→ **Document passage**:
Commit a77a1559 authored by Mac Newbold's avatar Mac Newbold

Fix the 1-event-per-second limitations. Poll until I don't get more

events. This may delay handling of other stuff that happens in my main
loop, but not by too much. To prevent skew, everything (including reload
frequency) is done strictly by seconds elapsed, not by iterations or
anything.

I found that even polling for multiple events without sleeping, I could
only handle a little over 1 per second when I was calling inuse/statetime
for additional info on every event. Even though this only happens in the
worst case (every event is wrong), it won't do. So I took that out. I'll
probably end up adding a faster lookup of the info I need (mostly
reservation, and what osid it thinks it is running). That change took it
up to at least 4 per second (as fast as I could send them manually), more
than 4x our previous performance. So we should be able to keep up now.

(Records of where elements appear)
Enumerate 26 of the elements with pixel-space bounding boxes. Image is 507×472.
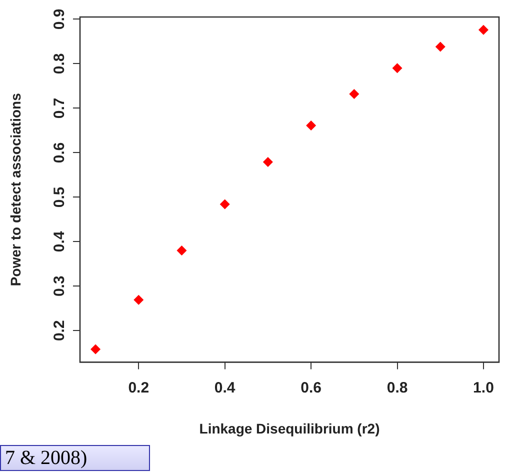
y-tick-label: 0.6 xyxy=(51,142,68,164)
y-tick-label: 0.8 xyxy=(51,53,68,74)
point xyxy=(306,120,316,131)
y-tick-label: 0.9 xyxy=(51,8,68,30)
x-tick-label: 0.6 xyxy=(300,379,322,396)
y-tick-label: 0.7 xyxy=(51,98,68,119)
point xyxy=(220,199,230,210)
x-tick-label: 1.0 xyxy=(473,379,494,396)
point xyxy=(134,294,144,305)
x-tick-label: 0.4 xyxy=(214,379,236,396)
point xyxy=(478,24,488,35)
point xyxy=(262,157,273,168)
y-tick-label: 0.4 xyxy=(51,230,68,252)
point xyxy=(349,88,360,99)
point xyxy=(435,42,446,52)
x-axis-title: Linkage Disequilibrium (r2) xyxy=(199,420,380,436)
x-tick-label: 0.2 xyxy=(128,379,150,396)
point xyxy=(392,63,402,74)
text: 7 & 2008) xyxy=(0,445,150,471)
point xyxy=(176,246,187,256)
y-axis-title: Power to detect associations xyxy=(7,92,24,286)
y-tick-label: 0.3 xyxy=(51,276,68,297)
point xyxy=(90,344,101,354)
y-tick-label: 0.5 xyxy=(51,186,68,208)
y-tick-label: 0.2 xyxy=(51,320,68,342)
x-tick-label: 0.8 xyxy=(386,379,408,396)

→ **Exercise prompt**:
According to the commit message, what event rate did the change reach after the additional info lookup was removed?

→ **Exercise answer**:
At least 4 events per second, as fast as they could be sent manually.